-- Start of Material for the task --

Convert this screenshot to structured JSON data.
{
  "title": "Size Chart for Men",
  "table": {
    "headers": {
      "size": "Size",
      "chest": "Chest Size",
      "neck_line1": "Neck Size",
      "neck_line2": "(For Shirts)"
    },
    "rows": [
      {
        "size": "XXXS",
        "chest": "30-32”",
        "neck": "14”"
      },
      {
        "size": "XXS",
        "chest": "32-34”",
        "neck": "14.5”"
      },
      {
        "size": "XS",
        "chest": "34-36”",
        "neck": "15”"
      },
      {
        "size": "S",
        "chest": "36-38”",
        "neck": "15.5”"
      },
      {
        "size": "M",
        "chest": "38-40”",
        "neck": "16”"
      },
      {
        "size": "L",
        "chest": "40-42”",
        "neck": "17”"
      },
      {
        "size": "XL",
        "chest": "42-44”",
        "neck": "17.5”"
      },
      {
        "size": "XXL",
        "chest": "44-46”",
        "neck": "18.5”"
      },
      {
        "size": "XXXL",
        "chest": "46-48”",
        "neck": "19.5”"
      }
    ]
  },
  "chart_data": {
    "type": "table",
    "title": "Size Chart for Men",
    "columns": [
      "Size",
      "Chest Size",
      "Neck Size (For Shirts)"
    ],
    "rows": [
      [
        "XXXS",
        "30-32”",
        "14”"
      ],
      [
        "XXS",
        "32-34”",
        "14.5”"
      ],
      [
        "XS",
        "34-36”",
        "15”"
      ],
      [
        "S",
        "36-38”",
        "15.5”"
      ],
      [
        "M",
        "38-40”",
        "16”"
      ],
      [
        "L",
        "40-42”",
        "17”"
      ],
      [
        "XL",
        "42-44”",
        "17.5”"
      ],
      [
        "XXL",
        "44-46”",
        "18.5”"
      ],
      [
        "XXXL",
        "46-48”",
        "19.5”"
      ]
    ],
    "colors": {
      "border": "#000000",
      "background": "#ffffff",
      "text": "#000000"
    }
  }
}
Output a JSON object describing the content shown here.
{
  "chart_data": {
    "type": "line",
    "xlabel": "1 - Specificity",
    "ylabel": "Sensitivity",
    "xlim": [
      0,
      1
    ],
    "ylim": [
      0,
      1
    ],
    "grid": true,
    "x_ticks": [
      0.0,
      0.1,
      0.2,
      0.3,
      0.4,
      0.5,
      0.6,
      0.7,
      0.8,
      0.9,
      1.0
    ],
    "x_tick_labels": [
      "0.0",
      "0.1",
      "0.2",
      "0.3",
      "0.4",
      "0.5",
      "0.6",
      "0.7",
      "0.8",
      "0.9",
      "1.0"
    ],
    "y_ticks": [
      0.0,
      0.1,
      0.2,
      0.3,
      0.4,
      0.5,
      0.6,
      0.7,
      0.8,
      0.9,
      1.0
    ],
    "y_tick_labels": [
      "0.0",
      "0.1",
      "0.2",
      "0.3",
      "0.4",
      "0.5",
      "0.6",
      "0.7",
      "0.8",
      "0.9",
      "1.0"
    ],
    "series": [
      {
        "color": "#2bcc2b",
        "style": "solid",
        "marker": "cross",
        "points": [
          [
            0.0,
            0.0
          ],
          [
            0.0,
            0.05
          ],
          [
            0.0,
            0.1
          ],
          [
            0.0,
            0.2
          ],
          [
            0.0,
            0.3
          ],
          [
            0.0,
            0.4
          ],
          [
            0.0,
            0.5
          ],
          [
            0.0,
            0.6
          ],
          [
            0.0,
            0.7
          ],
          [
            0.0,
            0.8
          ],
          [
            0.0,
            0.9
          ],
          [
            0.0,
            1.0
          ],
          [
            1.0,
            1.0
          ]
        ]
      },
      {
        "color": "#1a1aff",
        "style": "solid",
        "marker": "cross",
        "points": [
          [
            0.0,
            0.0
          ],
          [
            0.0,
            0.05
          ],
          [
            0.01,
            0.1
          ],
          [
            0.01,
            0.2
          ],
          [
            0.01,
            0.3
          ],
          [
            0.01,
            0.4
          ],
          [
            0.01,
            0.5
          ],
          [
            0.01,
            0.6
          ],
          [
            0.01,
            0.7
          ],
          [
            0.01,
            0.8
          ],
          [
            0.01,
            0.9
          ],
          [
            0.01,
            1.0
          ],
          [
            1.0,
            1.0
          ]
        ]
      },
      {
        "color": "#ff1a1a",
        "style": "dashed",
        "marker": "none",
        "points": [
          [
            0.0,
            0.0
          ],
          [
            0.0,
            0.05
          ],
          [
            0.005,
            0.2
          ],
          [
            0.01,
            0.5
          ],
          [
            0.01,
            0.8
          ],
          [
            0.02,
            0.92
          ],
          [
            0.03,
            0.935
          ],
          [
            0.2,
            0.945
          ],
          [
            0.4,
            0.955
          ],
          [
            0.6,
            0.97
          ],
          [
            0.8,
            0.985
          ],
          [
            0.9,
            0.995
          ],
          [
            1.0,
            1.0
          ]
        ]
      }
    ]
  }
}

-- End of Material for the task --

Please restate the whole listing word for word.

Convert this screenshot to structured JSON data.
{
  "title": "Size Chart for Men",
  "table": {
    "headers": {
      "size": "Size",
      "chest": "Chest Size",
      "neck_line1": "Neck Size",
      "neck_line2": "(For Shirts)"
    },
    "rows": [
      {
        "size": "XXXS",
        "chest": "30-32”",
        "neck": "14”"
      },
      {
        "size": "XXS",
        "chest": "32-34”",
        "neck": "14.5”"
      },
      {
        "size": "XS",
        "chest": "34-36”",
        "neck": "15”"
      },
      {
        "size": "S",
        "chest": "36-38”",
        "neck": "15.5”"
      },
      {
        "size": "M",
        "chest": "38-40”",
        "neck": "16”"
      },
      {
        "size": "L",
        "chest": "40-42”",
        "neck": "17”"
      },
      {
        "size": "XL",
        "chest": "42-44”",
        "neck": "17.5”"
      },
      {
        "size": "XXL",
        "chest": "44-46”",
        "neck": "18.5”"
      },
      {
        "size": "XXXL",
        "chest": "46-48”",
        "neck": "19.5”"
      }
    ]
  },
  "chart_data": {
    "type": "table",
    "title": "Size Chart for Men",
    "columns": [
      "Size",
      "Chest Size",
      "Neck Size (For Shirts)"
    ],
    "rows": [
      [
        "XXXS",
        "30-32”",
        "14”"
      ],
      [
        "XXS",
        "32-34”",
        "14.5”"
      ],
      [
        "XS",
        "34-36”",
        "15”"
      ],
      [
        "S",
        "36-38”",
        "15.5”"
      ],
      [
        "M",
        "38-40”",
        "16”"
      ],
      [
        "L",
        "40-42”",
        "17”"
      ],
      [
        "XL",
        "42-44”",
        "17.5”"
      ],
      [
        "XXL",
        "44-46”",
        "18.5”"
      ],
      [
        "XXXL",
        "46-48”",
        "19.5”"
      ]
    ],
    "colors": {
      "border": "#000000",
      "background": "#ffffff",
      "text": "#000000"
    }
  }
}
Output a JSON object describing the content shown here.
{
  "chart_data": {
    "type": "line",
    "xlabel": "1 - Specificity",
    "ylabel": "Sensitivity",
    "xlim": [
      0,
      1
    ],
    "ylim": [
      0,
      1
    ],
    "grid": true,
    "x_ticks": [
      0.0,
      0.1,
      0.2,
      0.3,
      0.4,
      0.5,
      0.6,
      0.7,
      0.8,
      0.9,
      1.0
    ],
    "x_tick_labels": [
      "0.0",
      "0.1",
      "0.2",
      "0.3",
      "0.4",
      "0.5",
      "0.6",
      "0.7",
      "0.8",
      "0.9",
      "1.0"
    ],
    "y_ticks": [
      0.0,
      0.1,
      0.2,
      0.3,
      0.4,
      0.5,
      0.6,
      0.7,
      0.8,
      0.9,
      1.0
    ],
    "y_tick_labels": [
      "0.0",
      "0.1",
      "0.2",
      "0.3",
      "0.4",
      "0.5",
      "0.6",
      "0.7",
      "0.8",
      "0.9",
      "1.0"
    ],
    "series": [
      {
        "color": "#2bcc2b",
        "style": "solid",
        "marker": "cross",
        "points": [
          [
            0.0,
            0.0
          ],
          [
            0.0,
            0.05
          ],
          [
            0.0,
            0.1
          ],
          [
            0.0,
            0.2
          ],
          [
            0.0,
            0.3
          ],
          [
            0.0,
            0.4
          ],
          [
            0.0,
            0.5
          ],
          [
            0.0,
            0.6
          ],
          [
            0.0,
            0.7
          ],
          [
            0.0,
            0.8
          ],
          [
            0.0,
            0.9
          ],
          [
            0.0,
            1.0
          ],
          [
            1.0,
            1.0
          ]
        ]
      },
      {
        "color": "#1a1aff",
        "style": "solid",
        "marker": "cross",
        "points": [
          [
            0.0,
            0.0
          ],
          [
            0.0,
            0.05
          ],
          [
            0.01,
            0.1
          ],
          [
            0.01,
            0.2
          ],
          [
            0.01,
            0.3
          ],
          [
            0.01,
            0.4
          ],
          [
            0.01,
            0.5
          ],
          [
            0.01,
            0.6
          ],
          [
            0.01,
            0.7
          ],
          [
            0.01,
            0.8
          ],
          [
            0.01,
            0.9
          ],
          [
            0.01,
            1.0
          ],
          [
            1.0,
            1.0
          ]
        ]
      },
      {
        "color": "#ff1a1a",
        "style": "dashed",
        "marker": "none",
        "points": [
          [
            0.0,
            0.0
          ],
          [
            0.0,
            0.05
          ],
          [
            0.005,
            0.2
          ],
          [
            0.01,
            0.5
          ],
          [
            0.01,
            0.8
          ],
          [
            0.02,
            0.92
          ],
          [
            0.03,
            0.935
          ],
          [
            0.2,
            0.945
          ],
          [
            0.4,
            0.955
          ],
          [
            0.6,
            0.97
          ],
          [
            0.8,
            0.985
          ],
          [
            0.9,
            0.995
          ],
          [
            1.0,
            1.0
          ]
        ]
      }
    ]
  }
}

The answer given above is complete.